[REQUIREMENT]: All entries below need to be written out exactly, but without their pictures.

[EXERCISE MATERIALS]:
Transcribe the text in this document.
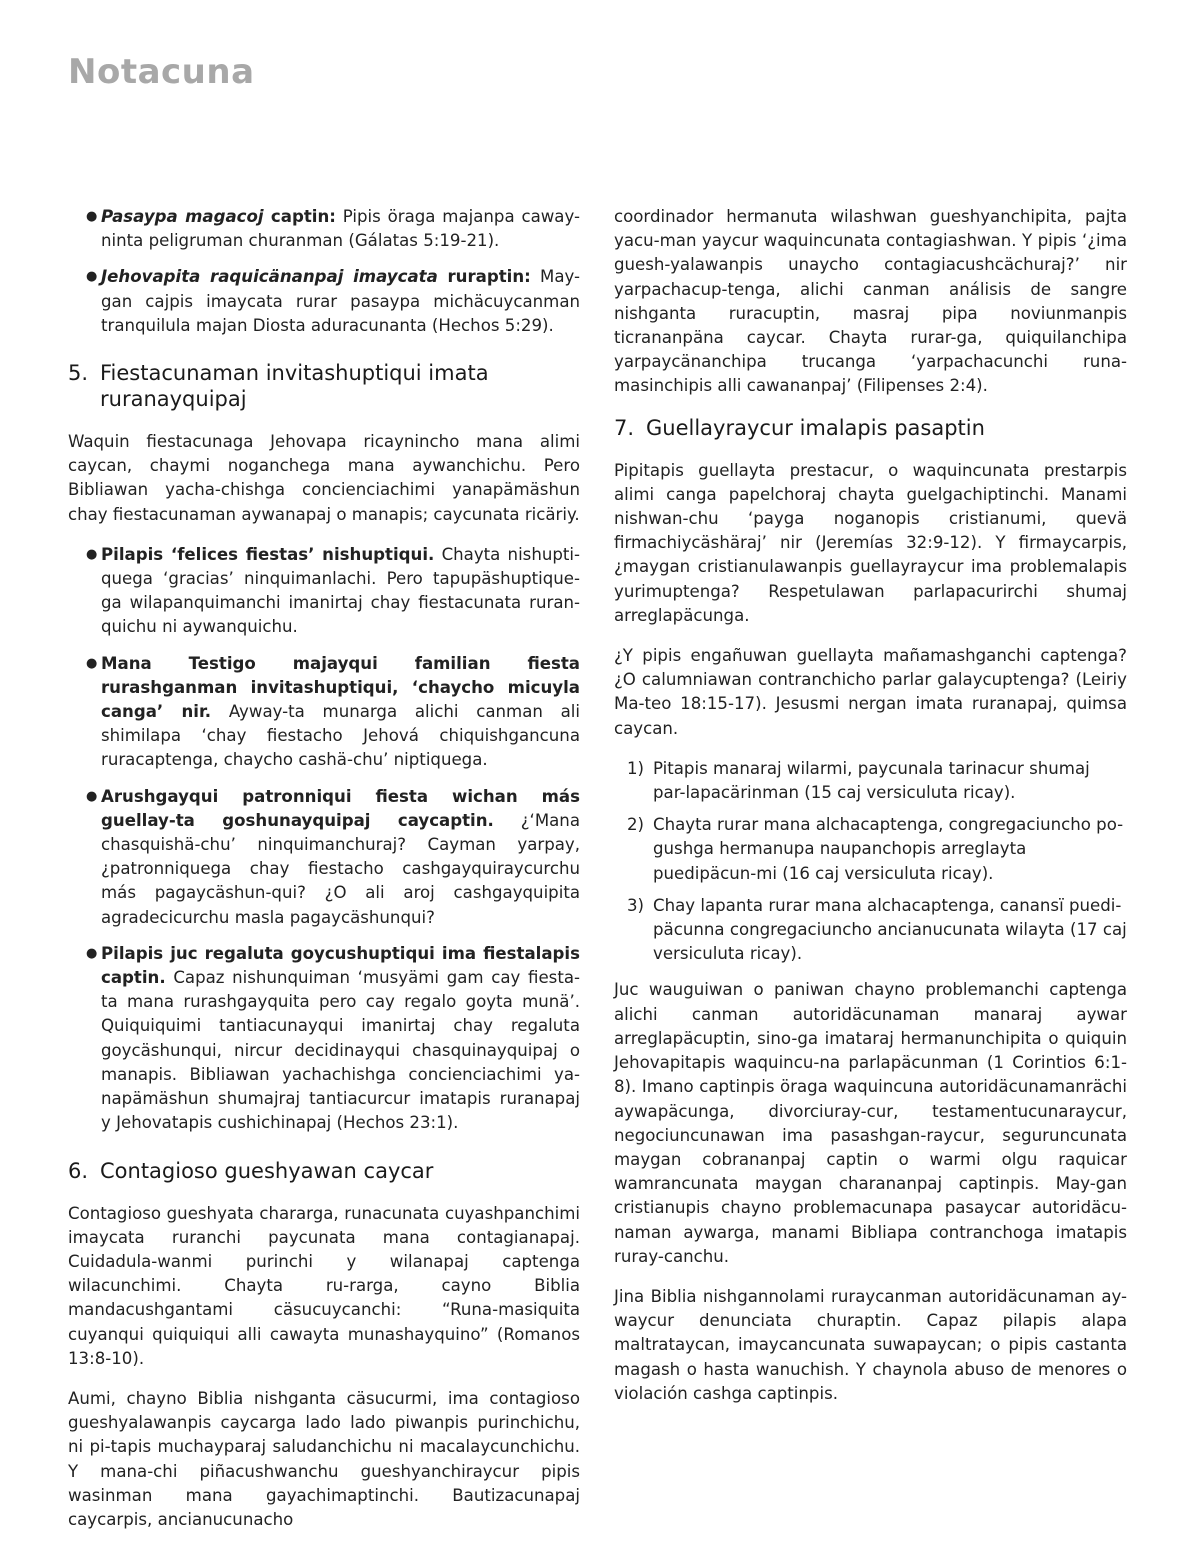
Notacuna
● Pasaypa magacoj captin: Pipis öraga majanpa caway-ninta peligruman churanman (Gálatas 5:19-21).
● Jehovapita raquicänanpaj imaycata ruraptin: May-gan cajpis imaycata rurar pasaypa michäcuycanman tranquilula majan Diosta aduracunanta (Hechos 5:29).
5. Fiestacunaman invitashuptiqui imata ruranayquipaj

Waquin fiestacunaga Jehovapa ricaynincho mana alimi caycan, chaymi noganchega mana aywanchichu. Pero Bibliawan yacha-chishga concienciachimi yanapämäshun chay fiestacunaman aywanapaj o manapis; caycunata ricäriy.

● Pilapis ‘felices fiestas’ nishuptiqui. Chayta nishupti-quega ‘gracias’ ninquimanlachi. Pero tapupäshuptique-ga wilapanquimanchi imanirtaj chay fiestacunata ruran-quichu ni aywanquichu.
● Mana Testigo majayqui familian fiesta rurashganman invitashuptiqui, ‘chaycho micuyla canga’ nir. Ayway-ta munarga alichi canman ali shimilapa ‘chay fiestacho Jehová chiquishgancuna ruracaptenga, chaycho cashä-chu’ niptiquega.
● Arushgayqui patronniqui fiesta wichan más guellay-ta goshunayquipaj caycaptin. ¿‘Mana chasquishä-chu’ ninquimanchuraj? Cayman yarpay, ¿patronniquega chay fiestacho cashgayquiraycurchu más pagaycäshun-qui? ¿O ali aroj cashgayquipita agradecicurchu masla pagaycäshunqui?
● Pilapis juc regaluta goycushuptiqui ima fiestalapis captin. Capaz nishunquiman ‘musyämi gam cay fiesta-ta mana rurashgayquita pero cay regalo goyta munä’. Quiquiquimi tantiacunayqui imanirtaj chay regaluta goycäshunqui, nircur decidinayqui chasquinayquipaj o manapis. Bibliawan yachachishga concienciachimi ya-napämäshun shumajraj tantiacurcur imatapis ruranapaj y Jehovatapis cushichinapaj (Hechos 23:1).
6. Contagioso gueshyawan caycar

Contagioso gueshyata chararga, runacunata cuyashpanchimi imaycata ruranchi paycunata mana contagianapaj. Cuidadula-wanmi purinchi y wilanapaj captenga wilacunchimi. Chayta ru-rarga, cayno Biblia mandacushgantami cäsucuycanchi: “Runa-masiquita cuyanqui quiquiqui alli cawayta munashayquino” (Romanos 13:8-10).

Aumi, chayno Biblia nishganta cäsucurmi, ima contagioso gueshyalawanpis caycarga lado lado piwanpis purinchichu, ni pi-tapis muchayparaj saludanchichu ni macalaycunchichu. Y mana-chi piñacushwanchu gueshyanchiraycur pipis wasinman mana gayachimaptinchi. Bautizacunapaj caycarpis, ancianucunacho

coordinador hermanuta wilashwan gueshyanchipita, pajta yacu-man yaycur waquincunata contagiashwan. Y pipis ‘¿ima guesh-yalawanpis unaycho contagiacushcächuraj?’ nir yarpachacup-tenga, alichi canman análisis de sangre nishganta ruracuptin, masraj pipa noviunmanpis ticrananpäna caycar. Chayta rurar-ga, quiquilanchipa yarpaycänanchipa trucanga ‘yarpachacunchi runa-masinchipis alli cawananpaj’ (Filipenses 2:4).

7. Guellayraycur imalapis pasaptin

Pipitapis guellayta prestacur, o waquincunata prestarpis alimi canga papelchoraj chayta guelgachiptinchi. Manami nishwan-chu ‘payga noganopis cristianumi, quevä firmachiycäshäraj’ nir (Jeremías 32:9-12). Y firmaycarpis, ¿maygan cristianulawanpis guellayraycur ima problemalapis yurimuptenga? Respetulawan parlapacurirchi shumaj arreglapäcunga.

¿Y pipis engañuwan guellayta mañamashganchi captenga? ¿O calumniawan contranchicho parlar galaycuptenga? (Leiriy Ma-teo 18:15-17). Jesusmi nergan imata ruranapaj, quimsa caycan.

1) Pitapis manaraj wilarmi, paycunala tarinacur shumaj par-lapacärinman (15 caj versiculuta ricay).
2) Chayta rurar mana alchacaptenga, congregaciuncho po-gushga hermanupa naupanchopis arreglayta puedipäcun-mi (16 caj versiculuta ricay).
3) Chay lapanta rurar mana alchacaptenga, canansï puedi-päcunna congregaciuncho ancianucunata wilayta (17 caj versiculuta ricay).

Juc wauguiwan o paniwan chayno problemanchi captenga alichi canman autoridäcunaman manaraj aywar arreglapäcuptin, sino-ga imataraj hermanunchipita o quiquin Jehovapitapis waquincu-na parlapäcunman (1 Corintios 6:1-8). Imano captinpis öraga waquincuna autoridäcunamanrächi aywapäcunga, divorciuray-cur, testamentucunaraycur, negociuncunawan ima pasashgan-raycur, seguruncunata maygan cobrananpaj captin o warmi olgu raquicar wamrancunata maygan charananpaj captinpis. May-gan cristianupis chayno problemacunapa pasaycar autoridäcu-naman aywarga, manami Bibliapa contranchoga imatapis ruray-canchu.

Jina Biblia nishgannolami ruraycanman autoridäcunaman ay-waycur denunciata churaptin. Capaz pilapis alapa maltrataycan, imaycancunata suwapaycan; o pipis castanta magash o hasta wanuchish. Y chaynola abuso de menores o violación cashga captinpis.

[WRITTEN REPLY]:
Transcribe the text in this document.
Notacuna
● Pasaypa magacoj captin: Pipis öraga majanpa caway-ninta peligruman churanman (Gálatas 5:19-21).
● Jehovapita raquicänanpaj imaycata ruraptin: May-gan cajpis imaycata rurar pasaypa michäcuycanman tranquilula majan Diosta aduracunanta (Hechos 5:29).
5. Fiestacunaman invitashuptiqui imata ruranayquipaj

Waquin fiestacunaga Jehovapa ricaynincho mana alimi caycan, chaymi noganchega mana aywanchichu. Pero Bibliawan yacha-chishga concienciachimi yanapämäshun chay fiestacunaman aywanapaj o manapis; caycunata ricäriy.

● Pilapis ‘felices fiestas’ nishuptiqui. Chayta nishupti-quega ‘gracias’ ninquimanlachi. Pero tapupäshuptique-ga wilapanquimanchi imanirtaj chay fiestacunata ruran-quichu ni aywanquichu.
● Mana Testigo majayqui familian fiesta rurashganman invitashuptiqui, ‘chaycho micuyla canga’ nir. Ayway-ta munarga alichi canman ali shimilapa ‘chay fiestacho Jehová chiquishgancuna ruracaptenga, chaycho cashä-chu’ niptiquega.
● Arushgayqui patronniqui fiesta wichan más guellay-ta goshunayquipaj caycaptin. ¿‘Mana chasquishä-chu’ ninquimanchuraj? Cayman yarpay, ¿patronniquega chay fiestacho cashgayquiraycurchu más pagaycäshun-qui? ¿O ali aroj cashgayquipita agradecicurchu masla pagaycäshunqui?
● Pilapis juc regaluta goycushuptiqui ima fiestalapis captin. Capaz nishunquiman ‘musyämi gam cay fiesta-ta mana rurashgayquita pero cay regalo goyta munä’. Quiquiquimi tantiacunayqui imanirtaj chay regaluta goycäshunqui, nircur decidinayqui chasquinayquipaj o manapis. Bibliawan yachachishga concienciachimi ya-napämäshun shumajraj tantiacurcur imatapis ruranapaj y Jehovatapis cushichinapaj (Hechos 23:1).
6. Contagioso gueshyawan caycar

Contagioso gueshyata chararga, runacunata cuyashpanchimi imaycata ruranchi paycunata mana contagianapaj. Cuidadula-wanmi purinchi y wilanapaj captenga wilacunchimi. Chayta ru-rarga, cayno Biblia mandacushgantami cäsucuycanchi: “Runa-masiquita cuyanqui quiquiqui alli cawayta munashayquino” (Romanos 13:8-10).

Aumi, chayno Biblia nishganta cäsucurmi, ima contagioso gueshyalawanpis caycarga lado lado piwanpis purinchichu, ni pi-tapis muchayparaj saludanchichu ni macalaycunchichu. Y mana-chi piñacushwanchu gueshyanchiraycur pipis wasinman mana gayachimaptinchi. Bautizacunapaj caycarpis, ancianucunacho

coordinador hermanuta wilashwan gueshyanchipita, pajta yacu-man yaycur waquincunata contagiashwan. Y pipis ‘¿ima guesh-yalawanpis unaycho contagiacushcächuraj?’ nir yarpachacup-tenga, alichi canman análisis de sangre nishganta ruracuptin, masraj pipa noviunmanpis ticrananpäna caycar. Chayta rurar-ga, quiquilanchipa yarpaycänanchipa trucanga ‘yarpachacunchi runa-masinchipis alli cawananpaj’ (Filipenses 2:4).

7. Guellayraycur imalapis pasaptin

Pipitapis guellayta prestacur, o waquincunata prestarpis alimi canga papelchoraj chayta guelgachiptinchi. Manami nishwan-chu ‘payga noganopis cristianumi, quevä firmachiycäshäraj’ nir (Jeremías 32:9-12). Y firmaycarpis, ¿maygan cristianulawanpis guellayraycur ima problemalapis yurimuptenga? Respetulawan parlapacurirchi shumaj arreglapäcunga.

¿Y pipis engañuwan guellayta mañamashganchi captenga? ¿O calumniawan contranchicho parlar galaycuptenga? (Leiriy Ma-teo 18:15-17). Jesusmi nergan imata ruranapaj, quimsa caycan.

1) Pitapis manaraj wilarmi, paycunala tarinacur shumaj par-lapacärinman (15 caj versiculuta ricay).
2) Chayta rurar mana alchacaptenga, congregaciuncho po-gushga hermanupa naupanchopis arreglayta puedipäcun-mi (16 caj versiculuta ricay).
3) Chay lapanta rurar mana alchacaptenga, canansï puedi-päcunna congregaciuncho ancianucunata wilayta (17 caj versiculuta ricay).

Juc wauguiwan o paniwan chayno problemanchi captenga alichi canman autoridäcunaman manaraj aywar arreglapäcuptin, sino-ga imataraj hermanunchipita o quiquin Jehovapitapis waquincu-na parlapäcunman (1 Corintios 6:1-8). Imano captinpis öraga waquincuna autoridäcunamanrächi aywapäcunga, divorciuray-cur, testamentucunaraycur, negociuncunawan ima pasashgan-raycur, seguruncunata maygan cobrananpaj captin o warmi olgu raquicar wamrancunata maygan charananpaj captinpis. May-gan cristianupis chayno problemacunapa pasaycar autoridäcu-naman aywarga, manami Bibliapa contranchoga imatapis ruray-canchu.

Jina Biblia nishgannolami ruraycanman autoridäcunaman ay-waycur denunciata churaptin. Capaz pilapis alapa maltrataycan, imaycancunata suwapaycan; o pipis castanta magash o hasta wanuchish. Y chaynola abuso de menores o violación cashga captinpis.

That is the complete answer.